Short exercise —
Could you write out the records below exactly as they appear?

Records from a collection of figures
>>>
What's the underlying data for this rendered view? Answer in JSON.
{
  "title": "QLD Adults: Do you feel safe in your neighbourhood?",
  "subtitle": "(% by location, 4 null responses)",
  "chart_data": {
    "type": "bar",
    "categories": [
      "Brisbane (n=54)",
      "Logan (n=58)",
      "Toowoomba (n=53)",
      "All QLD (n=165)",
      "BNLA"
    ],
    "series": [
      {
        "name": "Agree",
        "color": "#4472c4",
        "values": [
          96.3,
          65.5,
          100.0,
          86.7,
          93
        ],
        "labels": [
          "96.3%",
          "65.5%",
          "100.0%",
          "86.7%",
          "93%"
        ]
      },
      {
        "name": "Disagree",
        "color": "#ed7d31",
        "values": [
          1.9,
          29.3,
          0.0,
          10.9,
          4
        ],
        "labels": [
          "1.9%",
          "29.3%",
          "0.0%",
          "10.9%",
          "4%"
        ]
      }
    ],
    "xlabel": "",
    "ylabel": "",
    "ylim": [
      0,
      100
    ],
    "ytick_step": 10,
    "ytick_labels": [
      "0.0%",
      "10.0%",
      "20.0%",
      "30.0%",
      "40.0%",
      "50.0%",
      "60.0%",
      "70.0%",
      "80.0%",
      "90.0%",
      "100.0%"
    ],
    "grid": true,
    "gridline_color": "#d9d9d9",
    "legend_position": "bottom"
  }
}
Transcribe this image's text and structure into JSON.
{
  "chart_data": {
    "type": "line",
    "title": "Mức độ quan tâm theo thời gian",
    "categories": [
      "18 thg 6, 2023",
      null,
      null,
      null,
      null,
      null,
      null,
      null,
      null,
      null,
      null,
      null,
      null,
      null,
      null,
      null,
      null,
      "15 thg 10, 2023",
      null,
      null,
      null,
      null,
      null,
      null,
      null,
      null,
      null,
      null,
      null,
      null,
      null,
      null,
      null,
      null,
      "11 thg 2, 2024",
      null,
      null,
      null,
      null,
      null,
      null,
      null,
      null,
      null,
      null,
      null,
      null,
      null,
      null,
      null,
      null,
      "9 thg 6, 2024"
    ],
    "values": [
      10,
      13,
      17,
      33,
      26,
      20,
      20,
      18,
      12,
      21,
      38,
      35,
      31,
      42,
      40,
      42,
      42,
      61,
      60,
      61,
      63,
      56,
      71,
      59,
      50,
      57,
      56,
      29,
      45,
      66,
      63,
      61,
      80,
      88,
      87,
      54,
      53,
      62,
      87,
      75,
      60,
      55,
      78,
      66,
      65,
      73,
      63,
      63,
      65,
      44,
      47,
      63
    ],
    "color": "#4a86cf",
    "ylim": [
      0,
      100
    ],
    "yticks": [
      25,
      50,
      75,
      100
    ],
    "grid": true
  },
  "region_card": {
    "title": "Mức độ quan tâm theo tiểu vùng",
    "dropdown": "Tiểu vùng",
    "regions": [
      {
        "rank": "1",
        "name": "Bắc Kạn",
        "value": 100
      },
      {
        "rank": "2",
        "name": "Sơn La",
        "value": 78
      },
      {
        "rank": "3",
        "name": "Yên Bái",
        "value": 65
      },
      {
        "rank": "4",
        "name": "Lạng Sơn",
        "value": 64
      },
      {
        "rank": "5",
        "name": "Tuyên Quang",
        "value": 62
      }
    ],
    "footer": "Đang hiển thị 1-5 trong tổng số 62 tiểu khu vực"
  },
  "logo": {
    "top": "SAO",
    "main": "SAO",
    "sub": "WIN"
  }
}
<<<
Reply —
What's the underlying data for this rendered view? Answer in JSON.
{
  "title": "QLD Adults: Do you feel safe in your neighbourhood?",
  "subtitle": "(% by location, 4 null responses)",
  "chart_data": {
    "type": "bar",
    "categories": [
      "Brisbane (n=54)",
      "Logan (n=58)",
      "Toowoomba (n=53)",
      "All QLD (n=165)",
      "BNLA"
    ],
    "series": [
      {
        "name": "Agree",
        "color": "#4472c4",
        "values": [
          96.3,
          65.5,
          100.0,
          86.7,
          93
        ],
        "labels": [
          "96.3%",
          "65.5%",
          "100.0%",
          "86.7%",
          "93%"
        ]
      },
      {
        "name": "Disagree",
        "color": "#ed7d31",
        "values": [
          1.9,
          29.3,
          0.0,
          10.9,
          4
        ],
        "labels": [
          "1.9%",
          "29.3%",
          "0.0%",
          "10.9%",
          "4%"
        ]
      }
    ],
    "xlabel": "",
    "ylabel": "",
    "ylim": [
      0,
      100
    ],
    "ytick_step": 10,
    "ytick_labels": [
      "0.0%",
      "10.0%",
      "20.0%",
      "30.0%",
      "40.0%",
      "50.0%",
      "60.0%",
      "70.0%",
      "80.0%",
      "90.0%",
      "100.0%"
    ],
    "grid": true,
    "gridline_color": "#d9d9d9",
    "legend_position": "bottom"
  }
}
Transcribe this image's text and structure into JSON.
{
  "chart_data": {
    "type": "line",
    "title": "Mức độ quan tâm theo thời gian",
    "categories": [
      "18 thg 6, 2023",
      null,
      null,
      null,
      null,
      null,
      null,
      null,
      null,
      null,
      null,
      null,
      null,
      null,
      null,
      null,
      null,
      "15 thg 10, 2023",
      null,
      null,
      null,
      null,
      null,
      null,
      null,
      null,
      null,
      null,
      null,
      null,
      null,
      null,
      null,
      null,
      "11 thg 2, 2024",
      null,
      null,
      null,
      null,
      null,
      null,
      null,
      null,
      null,
      null,
      null,
      null,
      null,
      null,
      null,
      null,
      "9 thg 6, 2024"
    ],
    "values": [
      10,
      13,
      17,
      33,
      26,
      20,
      20,
      18,
      12,
      21,
      38,
      35,
      31,
      42,
      40,
      42,
      42,
      61,
      60,
      61,
      63,
      56,
      71,
      59,
      50,
      57,
      56,
      29,
      45,
      66,
      63,
      61,
      80,
      88,
      87,
      54,
      53,
      62,
      87,
      75,
      60,
      55,
      78,
      66,
      65,
      73,
      63,
      63,
      65,
      44,
      47,
      63
    ],
    "color": "#4a86cf",
    "ylim": [
      0,
      100
    ],
    "yticks": [
      25,
      50,
      75,
      100
    ],
    "grid": true
  },
  "region_card": {
    "title": "Mức độ quan tâm theo tiểu vùng",
    "dropdown": "Tiểu vùng",
    "regions": [
      {
        "rank": "1",
        "name": "Bắc Kạn",
        "value": 100
      },
      {
        "rank": "2",
        "name": "Sơn La",
        "value": 78
      },
      {
        "rank": "3",
        "name": "Yên Bái",
        "value": 65
      },
      {
        "rank": "4",
        "name": "Lạng Sơn",
        "value": 64
      },
      {
        "rank": "5",
        "name": "Tuyên Quang",
        "value": 62
      }
    ],
    "footer": "Đang hiển thị 1-5 trong tổng số 62 tiểu khu vực"
  },
  "logo": {
    "top": "SAO",
    "main": "SAO",
    "sub": "WIN"
  }
}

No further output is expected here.